• _Document segment_:
──────────
Two neighbors had a nasty falling out a number of years ago. One has reached out to the other over and over: greeting her whenever they pass one another on the street, calling out to her former friend when she would see her in her yard, attempting time after time to mend the breach. Each effort is rebuffed or ignored, and yet the persistent neighbor tries again and again. In many ways these efforts exemplify the kind of love about which Jesus speaks in today’s Gospel.

Jesus’ command to love one another is part of his explanation to the disciples of his washing their feet. He has modeled for them actions that bespeak love—a love that will even go so far as to surrender life itself for the other. It is a love that is extended even to those who will not reciprocate it. Jesus washed the feet of all the disciples—even Judas, who was about to hand him over to his opponents, and Peter, who was about to deny he ever knew Jesus.

Throughout the Gospel we see that Jesus never gives up on those who oppose him or who do not understand him. He continues to offer them opportunities right to the end. His love could even reach the Roman procurator, Pilate, with whom he engages in lengthy conversation, as he had done with Nicodemus, a Samaritan woman, a man born blind, Martha and Mary. In those instances, there was an openness that eventually resulted in faith. Even though Pilate would ultimately reject Jesus’ love, Jesus nonetheless offers it.

Jesus not only gives the disciples the gift of his love; he commands them to do as he has done. He has shown what love is by acting it out—pouring himself out in service, even to calamity’s depths. When we see see Jesus’ love in action, it becomes evident how love can be commanded.

In biblical parlance, love does not consist of warm, fuzzy feelings toward another but in visible acts toward others that bespeak common divine parentage and common commitment to one another. To love as Jesus loves, it is not necessary to like or even feel kindly toward the other person. But it is necessary to act toward the other in the way Jesus treated his disciples as he washed their feet. Sometimes loving feelings result from loving action extended and received.

The new creation of which the author of Revelation speaks is not something magical that appears out of the sky. Rather, it begins here and now with each act that aims at fulfilling Jesus’ command to love. The refusal to give up on anyone and the refusal to let another’s rejection extinguish the offer of love are acts that begin the construction of the new dwelling of God, wherein all tears are wiped away and all pain is salved. The old order of tit-for-tat dissolves, as all that is broken is made new.

This “new Jerusalem” is a place where all can find a home. At the Last Supper, Jesus does not envision a closed circle of mutually exchanged love, but one that keeps widening outward. Just as Paul and Barnabas energetically traversed Asia Minor, offering the good news even to Gentiles, so the commandment to love demands that we continue to open our circles, especially to those to whom we are least attracted.
──────────
• _Goals_:
[1] Reproduce the passage of the reflection on Jesus' command to love from "Two neighbors had" up to and including "in today’s Gospel.".
[2] Name every person the reflection on Jesus' command to love says Jesus engaged in lengthy conversation.

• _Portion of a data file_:
──────────
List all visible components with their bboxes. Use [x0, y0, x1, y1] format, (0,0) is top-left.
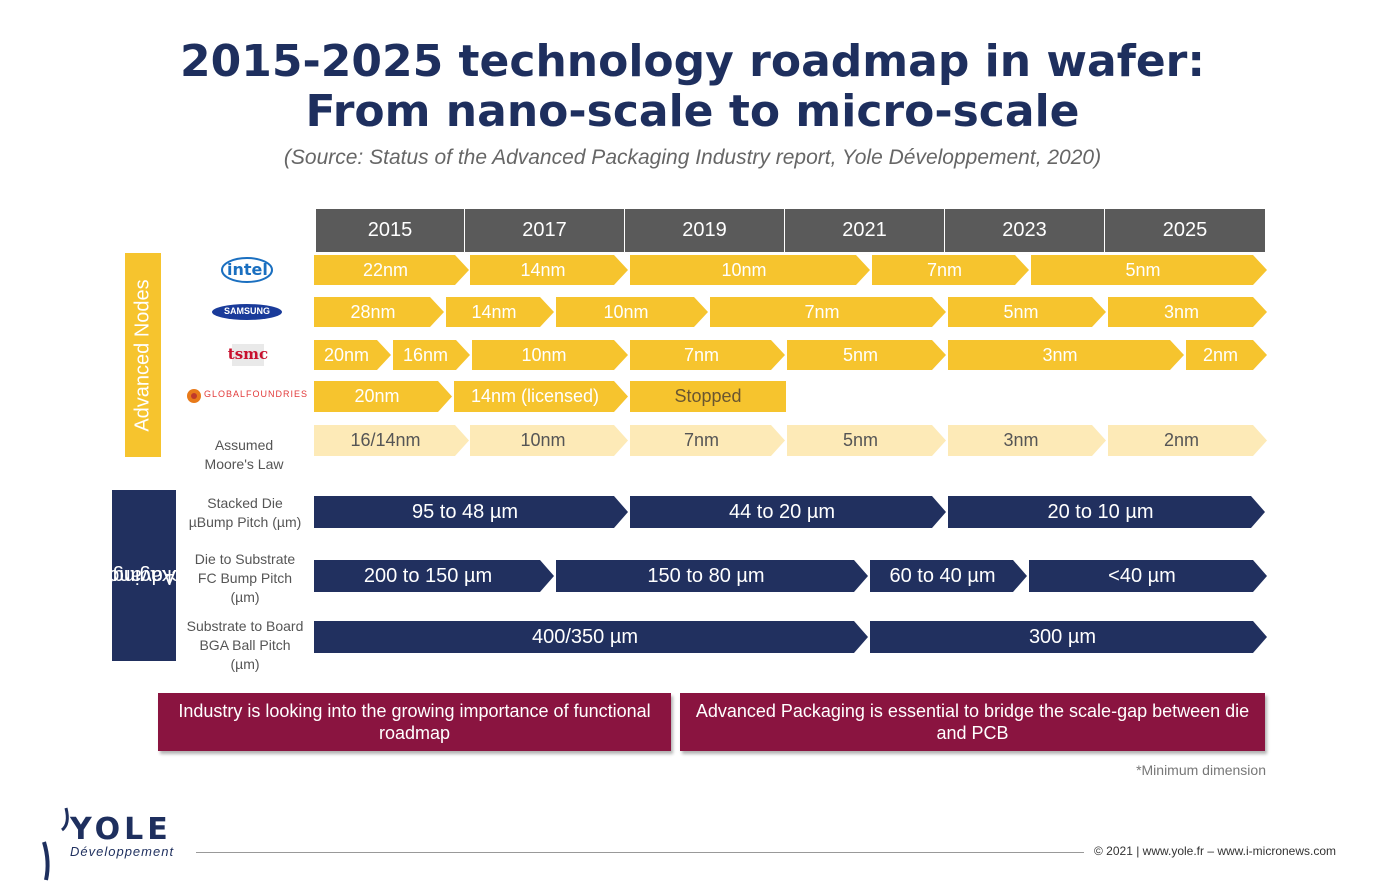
- gf-stopped: Stopped: [630, 381, 786, 412]
- moore-node: 3nm: [948, 425, 1106, 456]
- intel-node: 7nm: [872, 255, 1029, 285]
- note-functional-roadmap: Industry is looking into the growing imp…: [158, 693, 671, 751]
- tsmc-node: 5nm: [787, 340, 946, 370]
- tsmc-node: 3nm: [948, 340, 1184, 370]
- samsung-node: 28nm: [314, 297, 444, 327]
- note-scale-gap: Advanced Packaging is essential to bridg…: [680, 693, 1265, 751]
- yole-logo-mark: [36, 802, 96, 882]
- intel-node: 10nm: [630, 255, 870, 285]
- samsung-logo: SAMSUNG: [211, 302, 283, 322]
- footnote: *Minimum dimension: [1136, 762, 1266, 778]
- samsung-node: 7nm: [710, 297, 946, 327]
- fc-label: Die to Substrate FC Bump Pitch (µm): [194, 551, 296, 605]
- page-title-line1: 2015-2025 technology roadmap in wafer:: [180, 36, 1205, 87]
- fc-pitch: 60 to 40 µm: [870, 560, 1027, 592]
- stacked-pitch: 44 to 20 µm: [630, 496, 946, 528]
- intel-node: 14nm: [470, 255, 628, 285]
- year-header-2025: 2025: [1105, 209, 1265, 252]
- stacked-pitch: 95 to 48 µm: [314, 496, 628, 528]
- yole-subtitle: Développement: [70, 844, 175, 859]
- footer-divider: [196, 852, 1084, 853]
- globalfoundries-logo: GLOBALFOUNDRIES: [186, 387, 310, 405]
- year-header-2017: 2017: [465, 209, 625, 252]
- moore-node: 2nm: [1108, 425, 1267, 456]
- footer-copyright: © 2021 | www.yole.fr – www.i-micronews.c…: [1094, 844, 1337, 858]
- gf-node: 20nm: [314, 381, 452, 412]
- moore-node: 10nm: [470, 425, 628, 456]
- year-header-2015: 2015: [316, 209, 465, 252]
- fc-pitch: 150 to 80 µm: [556, 560, 868, 592]
- fc-pitch: 200 to 150 µm: [314, 560, 554, 592]
- tsmc-node: 7nm: [630, 340, 785, 370]
- moore-node: 16/14nm: [314, 425, 469, 456]
- advanced-nodes-label: Advanced Nodes: [125, 253, 161, 457]
- samsung-node: 14nm: [446, 297, 554, 327]
- year-header-2021: 2021: [785, 209, 945, 252]
- gf-node: 14nm (licensed): [454, 381, 628, 412]
- year-header-2019: 2019: [625, 209, 785, 252]
- stacked-pitch: 20 to 10 µm: [948, 496, 1265, 528]
- year-header-2023: 2023: [945, 209, 1105, 252]
- yole-wordmark: YOLE: [70, 812, 172, 847]
- advanced-packaging-label: Advanced Packaging*: [88, 490, 207, 661]
- tsmc-node: 10nm: [472, 340, 628, 370]
- bga-pitch: 400/350 µm: [314, 621, 868, 653]
- fc-pitch: <40 µm: [1029, 560, 1267, 592]
- samsung-node: 10nm: [556, 297, 708, 327]
- source-caption: (Source: Status of the Advanced Packagin…: [283, 146, 1102, 169]
- page-title-line2: From nano-scale to micro-scale: [305, 86, 1080, 137]
- moore-node: 5nm: [787, 425, 946, 456]
- tsmc-logo: tsmc: [226, 340, 270, 370]
- bga-pitch: 300 µm: [870, 621, 1267, 653]
- tsmc-node: 2nm: [1186, 340, 1267, 370]
- intel-node: 22nm: [314, 255, 469, 285]
- samsung-node: 5nm: [948, 297, 1106, 327]
- moore-label: Assumed Moore's Law: [204, 437, 284, 472]
- tsmc-node: 20nm: [314, 340, 391, 370]
- bga-label: Substrate to Board BGA Ball Pitch (µm): [186, 618, 304, 672]
- moore-node: 7nm: [630, 425, 785, 456]
- intel-node: 5nm: [1031, 255, 1267, 285]
- intel-logo: intel: [220, 255, 274, 285]
- tsmc-node: 16nm: [393, 340, 470, 370]
- stacked-label: Stacked Die µBump Pitch (µm): [188, 495, 302, 530]
- samsung-node: 3nm: [1108, 297, 1267, 327]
──────────
• _Responses to the exercise_:
[1]
Two neighbors had a nasty falling out a number of years ago. One has reached out to the other over and over: greeting her whenever they pass one another on the street, calling out to her former friend when she would see her in her yard, attempting time after time to mend the breach. Each effort is rebuffed or ignored, and yet the persistent neighbor tries again and again. In many ways these efforts exemplify the kind of love about which Jesus speaks in today’s Gospel.

[2] Pilate, Nicodemus, a Samaritan woman, a man born blind, Martha, Mary